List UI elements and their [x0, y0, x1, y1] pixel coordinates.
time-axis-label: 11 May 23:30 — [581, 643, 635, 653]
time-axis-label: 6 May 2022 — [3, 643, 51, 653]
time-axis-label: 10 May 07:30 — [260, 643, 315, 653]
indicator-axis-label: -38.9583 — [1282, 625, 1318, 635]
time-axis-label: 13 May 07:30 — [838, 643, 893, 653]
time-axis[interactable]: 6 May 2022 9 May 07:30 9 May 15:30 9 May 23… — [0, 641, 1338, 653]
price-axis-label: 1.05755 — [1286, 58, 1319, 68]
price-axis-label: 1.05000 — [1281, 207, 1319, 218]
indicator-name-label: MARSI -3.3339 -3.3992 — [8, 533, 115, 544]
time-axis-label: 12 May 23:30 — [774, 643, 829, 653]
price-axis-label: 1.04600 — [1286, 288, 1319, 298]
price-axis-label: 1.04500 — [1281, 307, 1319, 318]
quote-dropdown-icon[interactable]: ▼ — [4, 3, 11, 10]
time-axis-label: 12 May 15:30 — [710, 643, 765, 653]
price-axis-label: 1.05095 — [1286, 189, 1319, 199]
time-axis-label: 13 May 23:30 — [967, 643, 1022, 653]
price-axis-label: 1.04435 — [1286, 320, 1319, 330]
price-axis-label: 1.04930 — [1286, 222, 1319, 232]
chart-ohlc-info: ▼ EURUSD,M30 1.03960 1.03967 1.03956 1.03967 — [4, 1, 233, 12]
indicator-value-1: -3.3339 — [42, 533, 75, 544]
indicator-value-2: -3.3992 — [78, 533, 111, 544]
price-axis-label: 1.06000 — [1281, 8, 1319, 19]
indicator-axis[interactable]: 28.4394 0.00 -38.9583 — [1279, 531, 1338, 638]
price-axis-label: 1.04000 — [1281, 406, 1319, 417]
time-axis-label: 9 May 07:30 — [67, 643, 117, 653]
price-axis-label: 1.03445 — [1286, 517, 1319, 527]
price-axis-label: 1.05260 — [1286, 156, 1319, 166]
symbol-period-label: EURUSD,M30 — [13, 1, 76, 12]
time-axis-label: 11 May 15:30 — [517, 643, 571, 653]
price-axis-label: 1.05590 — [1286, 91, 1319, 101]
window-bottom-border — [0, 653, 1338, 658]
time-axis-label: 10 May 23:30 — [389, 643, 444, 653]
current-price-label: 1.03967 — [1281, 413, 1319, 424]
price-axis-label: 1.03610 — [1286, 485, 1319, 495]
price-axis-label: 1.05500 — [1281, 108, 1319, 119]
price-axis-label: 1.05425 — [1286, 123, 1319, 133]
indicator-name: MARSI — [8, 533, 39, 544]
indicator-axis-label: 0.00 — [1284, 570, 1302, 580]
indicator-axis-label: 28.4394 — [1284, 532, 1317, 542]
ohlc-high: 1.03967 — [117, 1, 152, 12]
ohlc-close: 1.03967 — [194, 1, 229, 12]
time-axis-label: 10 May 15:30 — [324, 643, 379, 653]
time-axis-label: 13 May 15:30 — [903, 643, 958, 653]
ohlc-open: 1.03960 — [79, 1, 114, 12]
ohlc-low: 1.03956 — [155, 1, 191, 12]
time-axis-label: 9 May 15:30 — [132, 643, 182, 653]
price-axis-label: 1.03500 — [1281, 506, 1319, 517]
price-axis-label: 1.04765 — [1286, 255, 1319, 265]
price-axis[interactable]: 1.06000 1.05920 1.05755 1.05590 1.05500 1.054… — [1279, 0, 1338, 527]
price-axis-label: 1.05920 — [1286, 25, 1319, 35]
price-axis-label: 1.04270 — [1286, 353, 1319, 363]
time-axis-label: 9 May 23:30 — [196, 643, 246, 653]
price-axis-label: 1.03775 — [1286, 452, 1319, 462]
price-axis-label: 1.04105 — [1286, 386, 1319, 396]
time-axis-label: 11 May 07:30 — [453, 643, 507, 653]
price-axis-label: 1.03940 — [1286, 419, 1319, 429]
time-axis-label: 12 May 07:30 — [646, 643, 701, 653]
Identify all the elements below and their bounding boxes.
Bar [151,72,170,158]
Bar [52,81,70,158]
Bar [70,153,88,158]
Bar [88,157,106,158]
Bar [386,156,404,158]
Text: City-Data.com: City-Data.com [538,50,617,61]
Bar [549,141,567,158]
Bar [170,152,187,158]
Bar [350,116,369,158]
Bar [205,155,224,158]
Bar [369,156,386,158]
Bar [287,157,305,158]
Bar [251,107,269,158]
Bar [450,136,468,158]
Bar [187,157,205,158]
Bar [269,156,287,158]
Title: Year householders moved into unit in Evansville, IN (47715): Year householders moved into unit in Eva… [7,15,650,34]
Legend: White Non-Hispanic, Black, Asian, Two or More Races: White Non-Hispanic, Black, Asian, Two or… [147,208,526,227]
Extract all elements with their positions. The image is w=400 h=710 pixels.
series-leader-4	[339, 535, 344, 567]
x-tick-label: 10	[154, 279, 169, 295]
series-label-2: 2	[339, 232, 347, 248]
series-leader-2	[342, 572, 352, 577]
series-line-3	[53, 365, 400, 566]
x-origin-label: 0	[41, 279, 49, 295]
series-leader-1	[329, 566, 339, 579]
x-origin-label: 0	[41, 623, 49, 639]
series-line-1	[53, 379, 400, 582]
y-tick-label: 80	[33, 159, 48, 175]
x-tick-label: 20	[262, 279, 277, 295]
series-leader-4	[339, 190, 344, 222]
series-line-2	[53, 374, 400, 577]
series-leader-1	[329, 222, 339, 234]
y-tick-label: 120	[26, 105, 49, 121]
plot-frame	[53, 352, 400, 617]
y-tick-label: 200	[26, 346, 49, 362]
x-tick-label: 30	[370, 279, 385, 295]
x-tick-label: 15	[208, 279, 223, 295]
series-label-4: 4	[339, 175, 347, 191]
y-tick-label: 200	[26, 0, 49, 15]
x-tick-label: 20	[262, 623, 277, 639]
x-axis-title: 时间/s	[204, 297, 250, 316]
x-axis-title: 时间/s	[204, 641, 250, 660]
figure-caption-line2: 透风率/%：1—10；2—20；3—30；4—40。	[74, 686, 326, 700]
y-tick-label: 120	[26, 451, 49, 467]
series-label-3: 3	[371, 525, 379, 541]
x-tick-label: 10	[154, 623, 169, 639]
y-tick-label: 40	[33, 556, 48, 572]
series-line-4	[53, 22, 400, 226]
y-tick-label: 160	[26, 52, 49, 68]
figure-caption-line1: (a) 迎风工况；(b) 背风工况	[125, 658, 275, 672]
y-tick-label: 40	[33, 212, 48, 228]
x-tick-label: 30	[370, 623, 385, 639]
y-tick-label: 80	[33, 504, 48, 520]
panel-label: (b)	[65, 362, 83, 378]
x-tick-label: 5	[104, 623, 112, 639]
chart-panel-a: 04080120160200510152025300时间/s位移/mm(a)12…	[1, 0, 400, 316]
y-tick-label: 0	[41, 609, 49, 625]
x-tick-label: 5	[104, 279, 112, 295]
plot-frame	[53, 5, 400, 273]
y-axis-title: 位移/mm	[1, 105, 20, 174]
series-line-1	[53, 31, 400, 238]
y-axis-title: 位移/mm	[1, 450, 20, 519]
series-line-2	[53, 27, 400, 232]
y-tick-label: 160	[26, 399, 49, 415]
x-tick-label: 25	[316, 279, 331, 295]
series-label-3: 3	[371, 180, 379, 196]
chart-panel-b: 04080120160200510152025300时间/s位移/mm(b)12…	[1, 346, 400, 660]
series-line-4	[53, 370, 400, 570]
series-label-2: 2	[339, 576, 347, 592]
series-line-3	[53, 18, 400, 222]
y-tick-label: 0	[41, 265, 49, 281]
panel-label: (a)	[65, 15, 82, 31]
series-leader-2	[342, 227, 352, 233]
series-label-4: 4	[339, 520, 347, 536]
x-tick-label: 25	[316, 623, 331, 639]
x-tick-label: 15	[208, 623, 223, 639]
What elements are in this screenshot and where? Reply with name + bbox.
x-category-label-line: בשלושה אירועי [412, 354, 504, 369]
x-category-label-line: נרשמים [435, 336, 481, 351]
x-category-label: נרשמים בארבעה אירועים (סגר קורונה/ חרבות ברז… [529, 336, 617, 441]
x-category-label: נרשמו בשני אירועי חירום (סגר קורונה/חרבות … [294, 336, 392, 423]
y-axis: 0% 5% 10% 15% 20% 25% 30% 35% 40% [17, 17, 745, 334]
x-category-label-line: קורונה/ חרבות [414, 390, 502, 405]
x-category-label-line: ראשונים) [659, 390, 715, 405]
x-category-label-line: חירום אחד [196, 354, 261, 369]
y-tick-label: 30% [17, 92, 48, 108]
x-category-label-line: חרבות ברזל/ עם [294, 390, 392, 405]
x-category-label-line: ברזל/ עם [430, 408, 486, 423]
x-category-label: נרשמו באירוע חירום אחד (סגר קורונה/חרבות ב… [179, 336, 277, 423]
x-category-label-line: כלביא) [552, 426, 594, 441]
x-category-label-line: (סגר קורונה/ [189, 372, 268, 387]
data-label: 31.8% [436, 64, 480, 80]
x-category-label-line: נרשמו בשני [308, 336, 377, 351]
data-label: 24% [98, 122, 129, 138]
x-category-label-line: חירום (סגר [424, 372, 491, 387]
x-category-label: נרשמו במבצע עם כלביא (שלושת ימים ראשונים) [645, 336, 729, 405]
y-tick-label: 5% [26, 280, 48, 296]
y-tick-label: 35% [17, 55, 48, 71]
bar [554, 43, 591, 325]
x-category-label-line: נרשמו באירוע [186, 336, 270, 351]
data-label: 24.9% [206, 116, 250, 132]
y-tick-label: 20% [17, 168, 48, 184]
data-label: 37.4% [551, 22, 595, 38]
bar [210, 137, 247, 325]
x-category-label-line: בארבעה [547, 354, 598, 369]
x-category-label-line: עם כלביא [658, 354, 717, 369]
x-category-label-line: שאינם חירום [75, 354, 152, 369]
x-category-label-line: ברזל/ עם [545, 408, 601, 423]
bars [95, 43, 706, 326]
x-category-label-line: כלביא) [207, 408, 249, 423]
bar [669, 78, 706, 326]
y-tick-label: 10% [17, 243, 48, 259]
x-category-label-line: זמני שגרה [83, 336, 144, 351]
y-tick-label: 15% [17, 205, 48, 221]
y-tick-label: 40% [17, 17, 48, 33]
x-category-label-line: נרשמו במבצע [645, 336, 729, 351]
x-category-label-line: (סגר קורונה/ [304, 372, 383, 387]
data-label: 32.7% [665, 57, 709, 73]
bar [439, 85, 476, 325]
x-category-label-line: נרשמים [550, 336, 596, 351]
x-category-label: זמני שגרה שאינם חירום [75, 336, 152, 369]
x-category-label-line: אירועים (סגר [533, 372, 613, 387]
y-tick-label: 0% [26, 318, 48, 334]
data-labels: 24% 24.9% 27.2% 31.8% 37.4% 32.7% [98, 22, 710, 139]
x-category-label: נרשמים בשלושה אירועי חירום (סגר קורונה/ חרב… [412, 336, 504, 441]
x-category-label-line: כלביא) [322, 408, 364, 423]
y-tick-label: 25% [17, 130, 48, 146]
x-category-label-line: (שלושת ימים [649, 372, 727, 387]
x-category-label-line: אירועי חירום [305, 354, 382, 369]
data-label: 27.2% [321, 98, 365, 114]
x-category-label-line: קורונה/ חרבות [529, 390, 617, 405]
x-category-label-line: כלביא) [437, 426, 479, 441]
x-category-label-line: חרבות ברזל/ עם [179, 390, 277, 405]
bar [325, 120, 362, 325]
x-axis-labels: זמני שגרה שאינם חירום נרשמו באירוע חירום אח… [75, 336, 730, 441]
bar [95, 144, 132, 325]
_____
§ **WHAT THE EXERCISE ASKS**
Copy the data word for word from its first line through the line containing "time-axis[interactable]: 6 May", with both of those lines included.

§ **REPLY**
List UI elements and their [x0, y0, x1, y1] pixel coordinates.
time-axis-label: 11 May 23:30 — [581, 643, 635, 653]
time-axis-label: 6 May 2022 — [3, 643, 51, 653]
time-axis-label: 10 May 07:30 — [260, 643, 315, 653]
indicator-axis-label: -38.9583 — [1282, 625, 1318, 635]
time-axis-label: 13 May 07:30 — [838, 643, 893, 653]
time-axis[interactable]: 6 May 2022 9 May 07:30 9 May 15:30 9 May 23… — [0, 641, 1338, 653]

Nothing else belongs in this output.